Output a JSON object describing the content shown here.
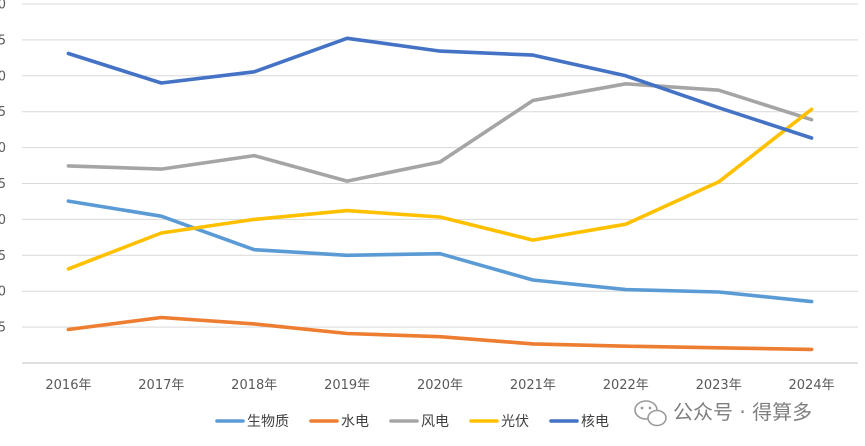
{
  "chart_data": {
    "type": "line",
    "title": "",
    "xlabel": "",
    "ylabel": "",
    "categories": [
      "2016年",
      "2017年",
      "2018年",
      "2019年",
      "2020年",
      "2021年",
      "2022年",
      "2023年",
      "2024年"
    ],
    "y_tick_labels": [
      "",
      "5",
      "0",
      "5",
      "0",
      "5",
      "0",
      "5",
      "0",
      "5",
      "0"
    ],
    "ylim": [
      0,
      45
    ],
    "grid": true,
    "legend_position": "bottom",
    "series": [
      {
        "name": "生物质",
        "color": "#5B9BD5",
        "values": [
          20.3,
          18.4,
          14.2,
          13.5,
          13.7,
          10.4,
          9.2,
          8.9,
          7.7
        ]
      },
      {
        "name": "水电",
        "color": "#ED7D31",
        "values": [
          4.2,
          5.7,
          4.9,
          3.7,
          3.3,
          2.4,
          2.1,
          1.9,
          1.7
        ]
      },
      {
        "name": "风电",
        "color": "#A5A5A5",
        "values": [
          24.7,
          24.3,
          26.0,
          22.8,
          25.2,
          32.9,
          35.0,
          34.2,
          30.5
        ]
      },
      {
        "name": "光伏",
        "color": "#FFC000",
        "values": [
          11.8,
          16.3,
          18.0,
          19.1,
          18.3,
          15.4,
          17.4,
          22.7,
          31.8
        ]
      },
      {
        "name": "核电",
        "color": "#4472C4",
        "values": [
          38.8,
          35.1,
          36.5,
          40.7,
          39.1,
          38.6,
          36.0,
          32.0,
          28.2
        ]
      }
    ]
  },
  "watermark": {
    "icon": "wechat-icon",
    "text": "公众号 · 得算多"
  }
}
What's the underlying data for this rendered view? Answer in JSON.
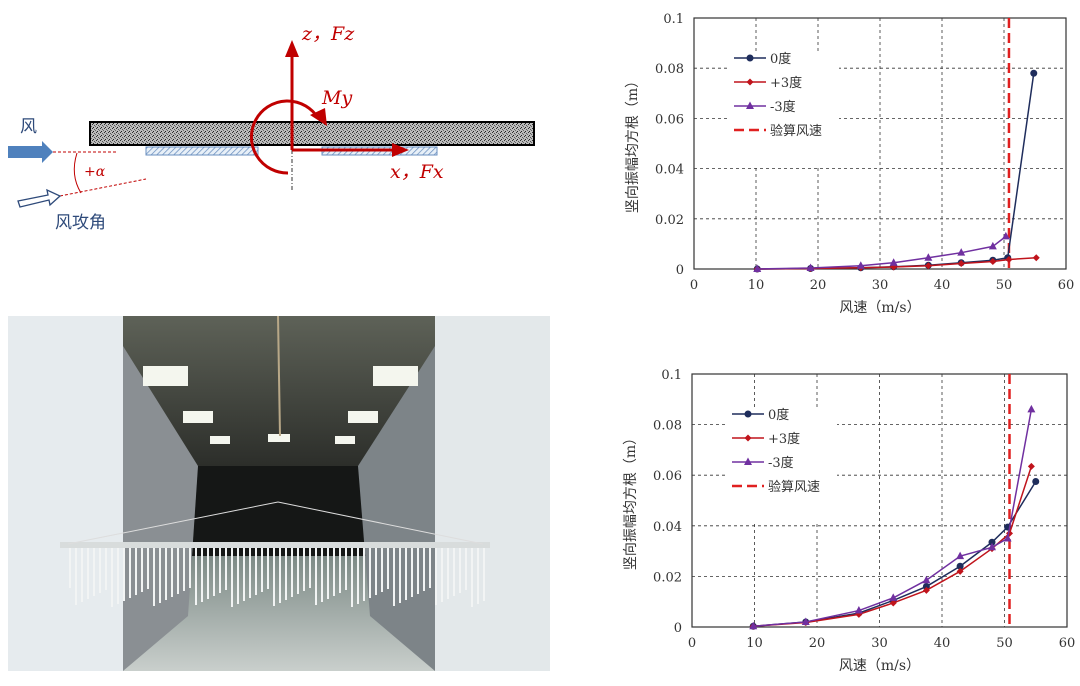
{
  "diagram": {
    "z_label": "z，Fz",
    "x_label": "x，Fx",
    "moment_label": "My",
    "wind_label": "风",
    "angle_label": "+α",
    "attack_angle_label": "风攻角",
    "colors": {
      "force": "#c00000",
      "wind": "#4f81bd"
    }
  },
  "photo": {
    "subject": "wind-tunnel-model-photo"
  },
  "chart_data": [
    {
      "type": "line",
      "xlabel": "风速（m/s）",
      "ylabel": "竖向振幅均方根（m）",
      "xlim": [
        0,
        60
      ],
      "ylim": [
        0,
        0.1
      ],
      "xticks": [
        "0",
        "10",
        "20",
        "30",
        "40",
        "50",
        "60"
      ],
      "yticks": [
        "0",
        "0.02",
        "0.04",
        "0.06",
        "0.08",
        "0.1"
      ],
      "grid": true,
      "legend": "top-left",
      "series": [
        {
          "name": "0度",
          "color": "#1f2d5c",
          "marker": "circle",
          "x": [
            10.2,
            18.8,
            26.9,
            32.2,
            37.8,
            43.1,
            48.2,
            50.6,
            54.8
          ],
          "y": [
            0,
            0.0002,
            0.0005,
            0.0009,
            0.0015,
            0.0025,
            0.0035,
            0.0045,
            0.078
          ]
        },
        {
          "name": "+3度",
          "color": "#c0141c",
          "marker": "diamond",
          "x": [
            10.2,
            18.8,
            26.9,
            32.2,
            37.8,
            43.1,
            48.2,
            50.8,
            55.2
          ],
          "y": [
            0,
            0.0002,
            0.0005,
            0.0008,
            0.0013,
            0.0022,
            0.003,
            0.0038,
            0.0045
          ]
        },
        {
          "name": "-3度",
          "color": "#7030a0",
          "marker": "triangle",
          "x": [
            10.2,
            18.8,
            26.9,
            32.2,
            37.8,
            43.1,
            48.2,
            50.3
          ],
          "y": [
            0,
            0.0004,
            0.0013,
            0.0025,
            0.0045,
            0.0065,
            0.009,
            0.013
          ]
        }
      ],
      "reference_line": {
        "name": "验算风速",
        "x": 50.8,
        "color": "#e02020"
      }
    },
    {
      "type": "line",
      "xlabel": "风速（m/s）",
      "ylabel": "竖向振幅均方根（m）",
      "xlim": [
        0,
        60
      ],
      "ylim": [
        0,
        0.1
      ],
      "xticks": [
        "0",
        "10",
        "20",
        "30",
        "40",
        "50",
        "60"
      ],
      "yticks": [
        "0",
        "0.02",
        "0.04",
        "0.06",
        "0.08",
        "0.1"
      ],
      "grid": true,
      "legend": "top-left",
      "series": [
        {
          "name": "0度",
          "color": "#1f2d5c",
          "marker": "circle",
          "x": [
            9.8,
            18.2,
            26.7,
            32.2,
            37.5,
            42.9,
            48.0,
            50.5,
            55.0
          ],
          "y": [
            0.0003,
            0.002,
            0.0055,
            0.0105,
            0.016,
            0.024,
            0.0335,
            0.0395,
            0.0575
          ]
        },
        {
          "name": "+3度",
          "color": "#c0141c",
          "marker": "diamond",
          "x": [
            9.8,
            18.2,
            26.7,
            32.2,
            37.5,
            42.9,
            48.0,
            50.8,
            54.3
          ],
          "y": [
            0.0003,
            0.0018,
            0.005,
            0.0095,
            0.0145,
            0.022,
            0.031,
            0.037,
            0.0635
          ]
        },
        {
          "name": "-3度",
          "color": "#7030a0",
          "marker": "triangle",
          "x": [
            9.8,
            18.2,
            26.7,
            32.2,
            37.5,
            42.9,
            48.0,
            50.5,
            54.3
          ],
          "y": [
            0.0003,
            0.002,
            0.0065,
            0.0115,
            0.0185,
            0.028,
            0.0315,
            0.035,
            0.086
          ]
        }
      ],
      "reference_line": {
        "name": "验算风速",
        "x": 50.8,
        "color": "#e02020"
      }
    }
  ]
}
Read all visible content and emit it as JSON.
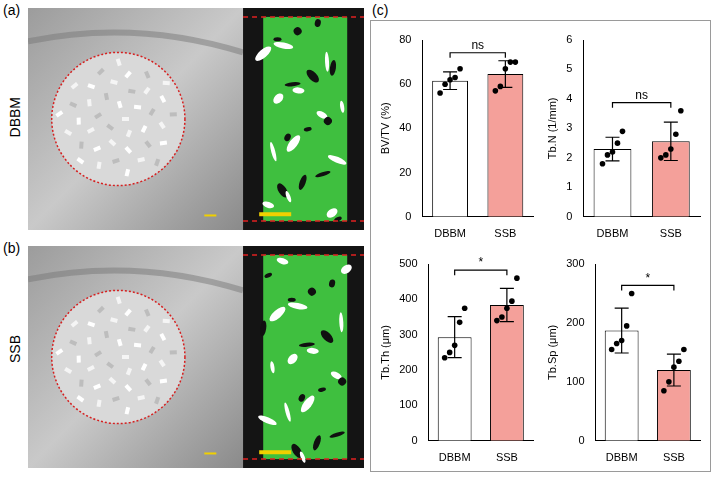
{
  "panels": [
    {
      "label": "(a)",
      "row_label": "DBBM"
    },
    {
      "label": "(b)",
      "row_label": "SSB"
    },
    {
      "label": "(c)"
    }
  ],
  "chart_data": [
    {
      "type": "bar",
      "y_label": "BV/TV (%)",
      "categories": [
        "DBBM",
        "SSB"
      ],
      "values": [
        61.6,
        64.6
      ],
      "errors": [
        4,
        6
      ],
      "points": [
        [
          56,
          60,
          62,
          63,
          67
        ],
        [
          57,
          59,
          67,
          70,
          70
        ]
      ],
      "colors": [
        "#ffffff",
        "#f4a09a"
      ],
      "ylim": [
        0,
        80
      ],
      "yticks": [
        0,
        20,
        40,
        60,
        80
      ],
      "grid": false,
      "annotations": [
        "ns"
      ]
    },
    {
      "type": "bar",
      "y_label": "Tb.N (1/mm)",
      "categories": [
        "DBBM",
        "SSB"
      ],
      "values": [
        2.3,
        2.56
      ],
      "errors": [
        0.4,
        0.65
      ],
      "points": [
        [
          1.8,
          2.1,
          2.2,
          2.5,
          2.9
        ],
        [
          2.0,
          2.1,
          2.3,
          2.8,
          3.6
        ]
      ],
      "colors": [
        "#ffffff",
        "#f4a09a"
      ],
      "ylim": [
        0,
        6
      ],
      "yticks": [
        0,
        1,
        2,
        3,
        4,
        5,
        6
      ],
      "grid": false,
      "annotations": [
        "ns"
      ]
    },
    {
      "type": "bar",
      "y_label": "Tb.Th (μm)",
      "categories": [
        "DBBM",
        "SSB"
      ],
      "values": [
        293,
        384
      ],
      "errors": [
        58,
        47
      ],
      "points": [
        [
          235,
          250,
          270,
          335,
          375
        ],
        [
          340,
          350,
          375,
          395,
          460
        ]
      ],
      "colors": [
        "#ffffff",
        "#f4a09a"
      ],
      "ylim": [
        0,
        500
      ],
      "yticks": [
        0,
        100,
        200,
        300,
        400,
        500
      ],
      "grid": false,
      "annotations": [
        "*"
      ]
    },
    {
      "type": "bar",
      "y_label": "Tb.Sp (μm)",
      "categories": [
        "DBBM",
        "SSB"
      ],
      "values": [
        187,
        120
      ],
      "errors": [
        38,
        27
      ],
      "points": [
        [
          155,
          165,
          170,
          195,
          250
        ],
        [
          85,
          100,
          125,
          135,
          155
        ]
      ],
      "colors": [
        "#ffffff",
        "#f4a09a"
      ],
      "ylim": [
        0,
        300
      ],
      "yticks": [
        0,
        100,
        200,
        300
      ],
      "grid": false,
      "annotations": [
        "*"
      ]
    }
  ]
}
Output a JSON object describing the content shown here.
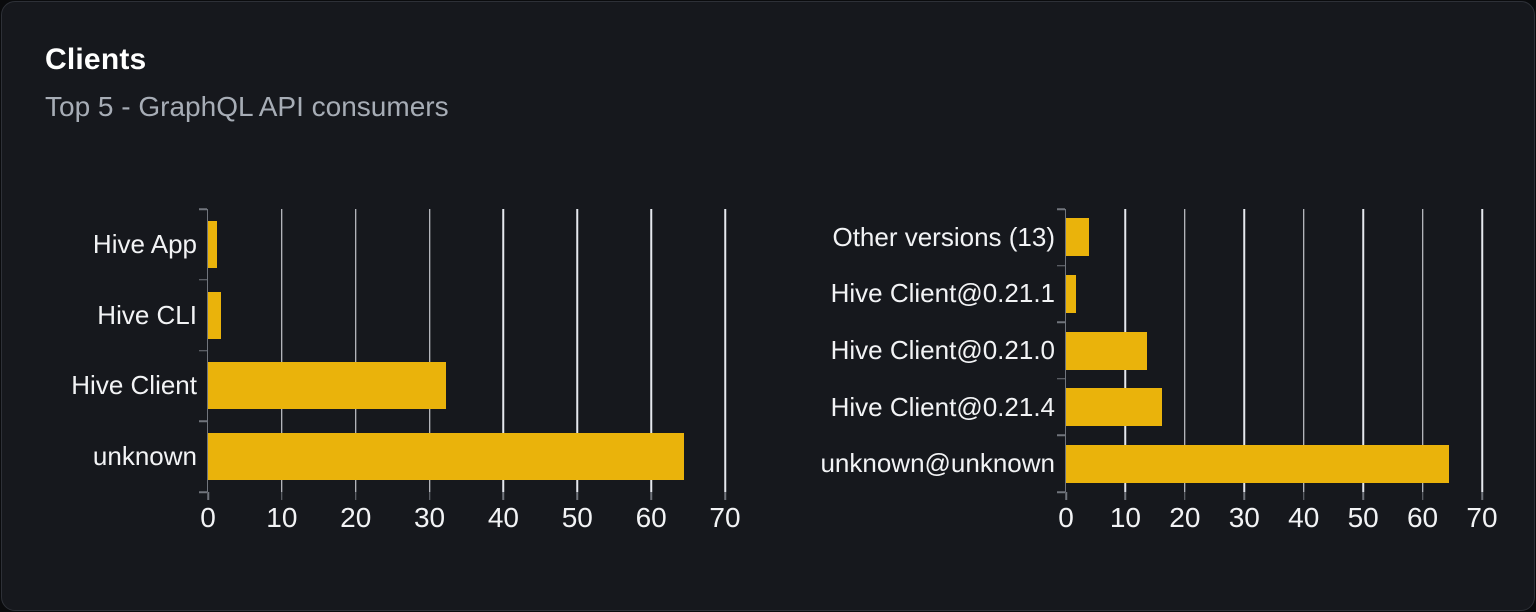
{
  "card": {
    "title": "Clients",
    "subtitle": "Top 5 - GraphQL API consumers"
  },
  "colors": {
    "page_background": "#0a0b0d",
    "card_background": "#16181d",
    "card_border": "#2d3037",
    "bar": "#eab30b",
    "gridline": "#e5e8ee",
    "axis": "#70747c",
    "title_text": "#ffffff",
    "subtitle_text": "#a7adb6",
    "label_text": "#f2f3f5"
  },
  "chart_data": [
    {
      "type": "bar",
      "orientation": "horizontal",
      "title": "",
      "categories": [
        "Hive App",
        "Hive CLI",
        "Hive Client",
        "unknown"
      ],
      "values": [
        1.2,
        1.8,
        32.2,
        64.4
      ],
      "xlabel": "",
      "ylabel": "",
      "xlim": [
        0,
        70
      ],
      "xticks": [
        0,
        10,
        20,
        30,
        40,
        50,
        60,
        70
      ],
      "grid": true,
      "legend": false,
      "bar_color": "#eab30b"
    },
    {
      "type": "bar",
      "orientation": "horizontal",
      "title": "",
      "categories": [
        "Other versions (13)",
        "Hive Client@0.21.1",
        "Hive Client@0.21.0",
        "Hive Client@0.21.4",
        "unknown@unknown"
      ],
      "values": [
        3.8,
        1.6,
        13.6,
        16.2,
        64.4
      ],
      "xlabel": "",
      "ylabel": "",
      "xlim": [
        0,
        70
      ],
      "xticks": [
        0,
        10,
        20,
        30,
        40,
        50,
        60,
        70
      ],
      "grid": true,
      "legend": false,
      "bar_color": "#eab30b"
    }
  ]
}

* JOB
Go through the data and gather every line that holds "Hive".

* OUTPUT OF THE TASK
        "Hive App",
        "Hive CLI",
        "Hive Client",
        "Hive Client@0.21.1",
        "Hive Client@0.21.0",
        "Hive Client@0.21.4",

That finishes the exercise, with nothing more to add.